_STATED PROBLEM_:
The records below must be copied in full; omit the images.
----------------
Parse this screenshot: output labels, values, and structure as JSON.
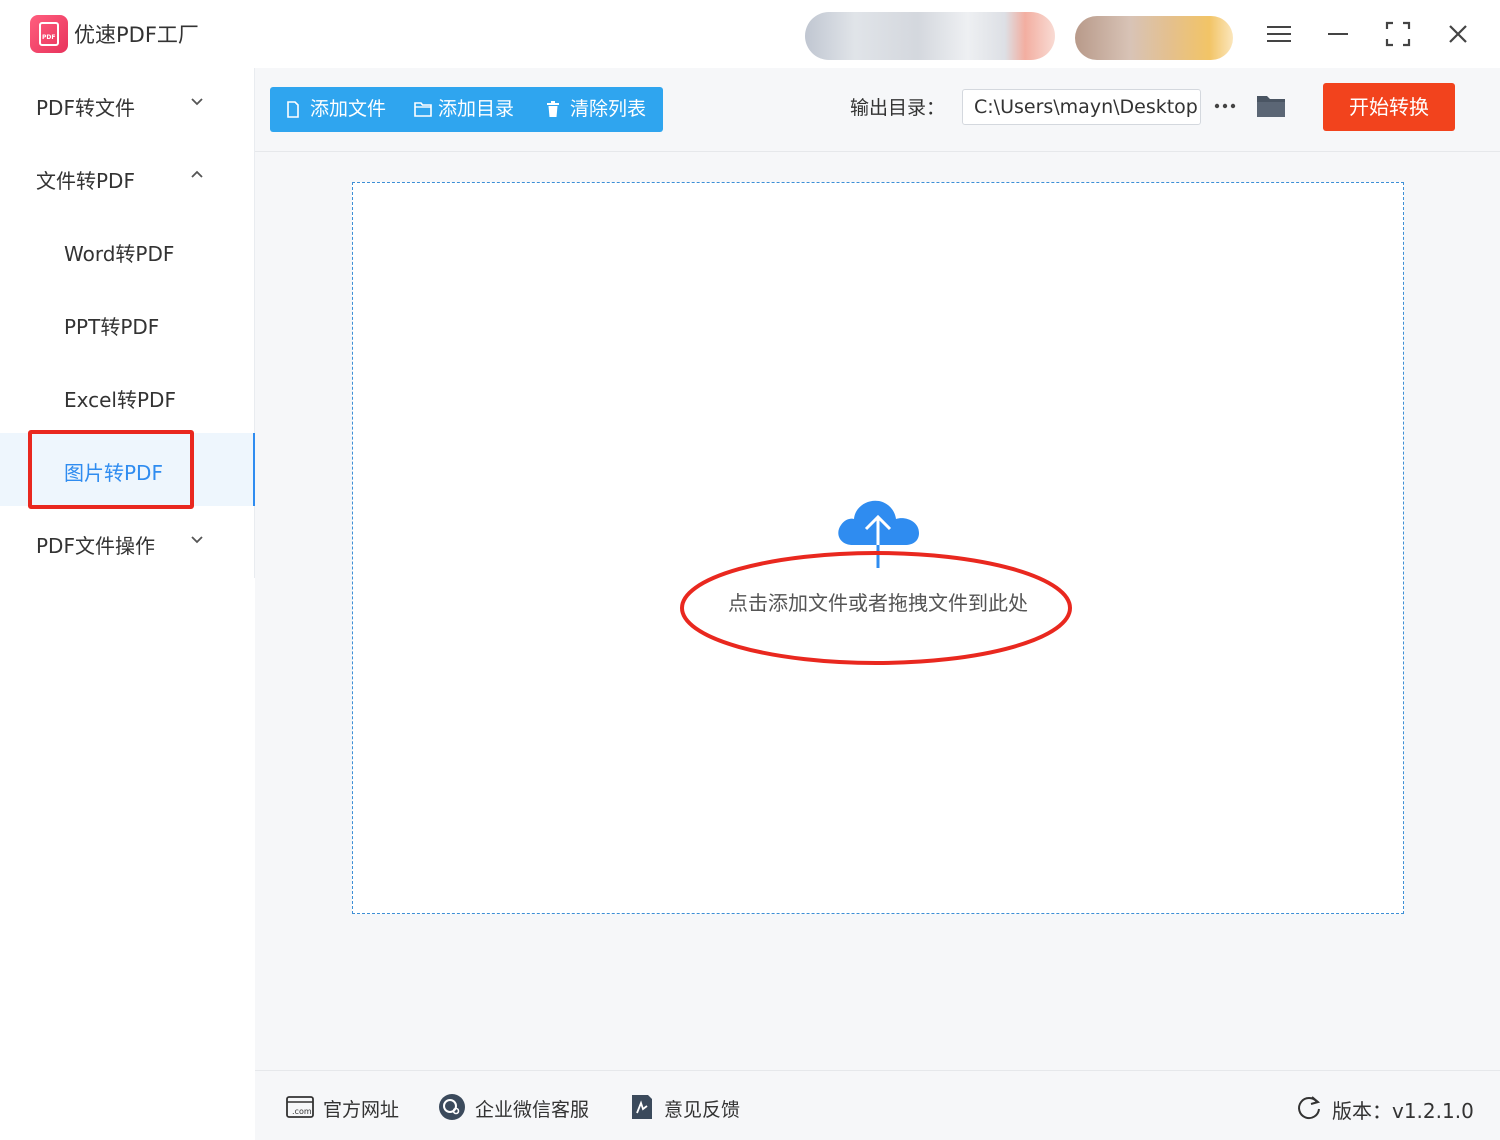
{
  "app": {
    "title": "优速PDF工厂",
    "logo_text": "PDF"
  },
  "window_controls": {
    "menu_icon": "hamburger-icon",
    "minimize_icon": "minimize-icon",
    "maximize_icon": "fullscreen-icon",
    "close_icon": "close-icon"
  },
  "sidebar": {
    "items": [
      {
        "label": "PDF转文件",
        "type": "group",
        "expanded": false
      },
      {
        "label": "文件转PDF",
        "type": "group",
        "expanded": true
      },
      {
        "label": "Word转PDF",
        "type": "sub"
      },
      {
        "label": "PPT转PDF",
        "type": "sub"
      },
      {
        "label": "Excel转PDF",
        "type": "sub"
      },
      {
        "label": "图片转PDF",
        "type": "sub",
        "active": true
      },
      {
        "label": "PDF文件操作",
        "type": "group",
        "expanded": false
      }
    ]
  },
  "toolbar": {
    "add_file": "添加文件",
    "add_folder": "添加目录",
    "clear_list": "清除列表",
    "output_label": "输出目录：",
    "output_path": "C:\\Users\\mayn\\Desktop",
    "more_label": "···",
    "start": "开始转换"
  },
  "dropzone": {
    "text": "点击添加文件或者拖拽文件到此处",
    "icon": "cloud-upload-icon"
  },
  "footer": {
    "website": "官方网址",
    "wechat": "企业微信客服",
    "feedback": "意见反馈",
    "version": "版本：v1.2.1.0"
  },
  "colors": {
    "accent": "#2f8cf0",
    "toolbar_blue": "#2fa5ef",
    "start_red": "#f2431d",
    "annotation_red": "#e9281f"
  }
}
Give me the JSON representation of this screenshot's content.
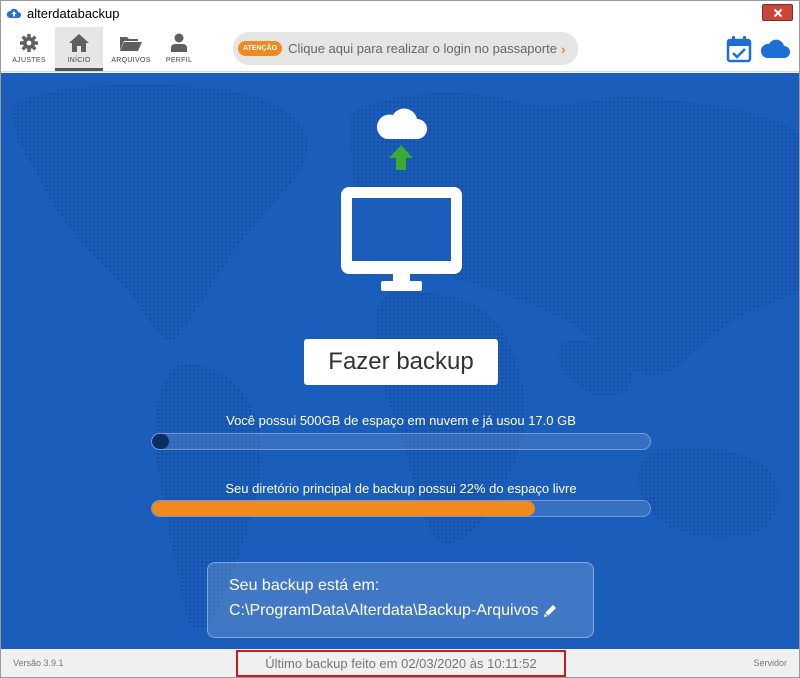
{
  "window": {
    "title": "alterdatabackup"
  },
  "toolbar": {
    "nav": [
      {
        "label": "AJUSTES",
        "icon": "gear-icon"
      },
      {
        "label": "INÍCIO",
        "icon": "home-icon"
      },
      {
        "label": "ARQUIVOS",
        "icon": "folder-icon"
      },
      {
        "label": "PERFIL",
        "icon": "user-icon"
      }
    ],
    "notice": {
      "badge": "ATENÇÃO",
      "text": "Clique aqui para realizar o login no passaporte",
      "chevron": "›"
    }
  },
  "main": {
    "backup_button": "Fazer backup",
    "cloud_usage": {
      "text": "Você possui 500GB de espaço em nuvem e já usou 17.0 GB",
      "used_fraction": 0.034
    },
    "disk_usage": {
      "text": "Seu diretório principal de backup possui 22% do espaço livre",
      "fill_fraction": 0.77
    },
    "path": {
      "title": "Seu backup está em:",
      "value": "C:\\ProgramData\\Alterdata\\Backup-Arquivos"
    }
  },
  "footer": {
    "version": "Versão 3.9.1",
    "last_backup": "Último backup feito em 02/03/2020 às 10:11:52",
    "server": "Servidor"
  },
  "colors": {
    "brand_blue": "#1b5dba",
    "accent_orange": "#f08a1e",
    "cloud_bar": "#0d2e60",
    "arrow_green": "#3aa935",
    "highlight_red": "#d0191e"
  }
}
----------------
_SOLVED EXERCISE_:
Parse this screenshot: output labels, values, and structure as JSON.
{
  "app": {
    "title": "优速PDF工厂",
    "logo_text": "PDF"
  },
  "window_controls": {
    "menu_icon": "hamburger-icon",
    "minimize_icon": "minimize-icon",
    "maximize_icon": "fullscreen-icon",
    "close_icon": "close-icon"
  },
  "sidebar": {
    "items": [
      {
        "label": "PDF转文件",
        "type": "group",
        "expanded": false
      },
      {
        "label": "文件转PDF",
        "type": "group",
        "expanded": true
      },
      {
        "label": "Word转PDF",
        "type": "sub"
      },
      {
        "label": "PPT转PDF",
        "type": "sub"
      },
      {
        "label": "Excel转PDF",
        "type": "sub"
      },
      {
        "label": "图片转PDF",
        "type": "sub",
        "active": true
      },
      {
        "label": "PDF文件操作",
        "type": "group",
        "expanded": false
      }
    ]
  },
  "toolbar": {
    "add_file": "添加文件",
    "add_folder": "添加目录",
    "clear_list": "清除列表",
    "output_label": "输出目录：",
    "output_path": "C:\\Users\\mayn\\Desktop",
    "more_label": "···",
    "start": "开始转换"
  },
  "dropzone": {
    "text": "点击添加文件或者拖拽文件到此处",
    "icon": "cloud-upload-icon"
  },
  "footer": {
    "website": "官方网址",
    "wechat": "企业微信客服",
    "feedback": "意见反馈",
    "version": "版本：v1.2.1.0"
  },
  "colors": {
    "accent": "#2f8cf0",
    "toolbar_blue": "#2fa5ef",
    "start_red": "#f2431d",
    "annotation_red": "#e9281f"
  }
}
Give me the JSON representation of this screenshot's content.
{
  "window": {
    "title": "alterdatabackup"
  },
  "toolbar": {
    "nav": [
      {
        "label": "AJUSTES",
        "icon": "gear-icon"
      },
      {
        "label": "INÍCIO",
        "icon": "home-icon"
      },
      {
        "label": "ARQUIVOS",
        "icon": "folder-icon"
      },
      {
        "label": "PERFIL",
        "icon": "user-icon"
      }
    ],
    "notice": {
      "badge": "ATENÇÃO",
      "text": "Clique aqui para realizar o login no passaporte",
      "chevron": "›"
    }
  },
  "main": {
    "backup_button": "Fazer backup",
    "cloud_usage": {
      "text": "Você possui 500GB de espaço em nuvem e já usou 17.0 GB",
      "used_fraction": 0.034
    },
    "disk_usage": {
      "text": "Seu diretório principal de backup possui 22% do espaço livre",
      "fill_fraction": 0.77
    },
    "path": {
      "title": "Seu backup está em:",
      "value": "C:\\ProgramData\\Alterdata\\Backup-Arquivos"
    }
  },
  "footer": {
    "version": "Versão 3.9.1",
    "last_backup": "Último backup feito em 02/03/2020 às 10:11:52",
    "server": "Servidor"
  },
  "colors": {
    "brand_blue": "#1b5dba",
    "accent_orange": "#f08a1e",
    "cloud_bar": "#0d2e60",
    "arrow_green": "#3aa935",
    "highlight_red": "#d0191e"
  }
}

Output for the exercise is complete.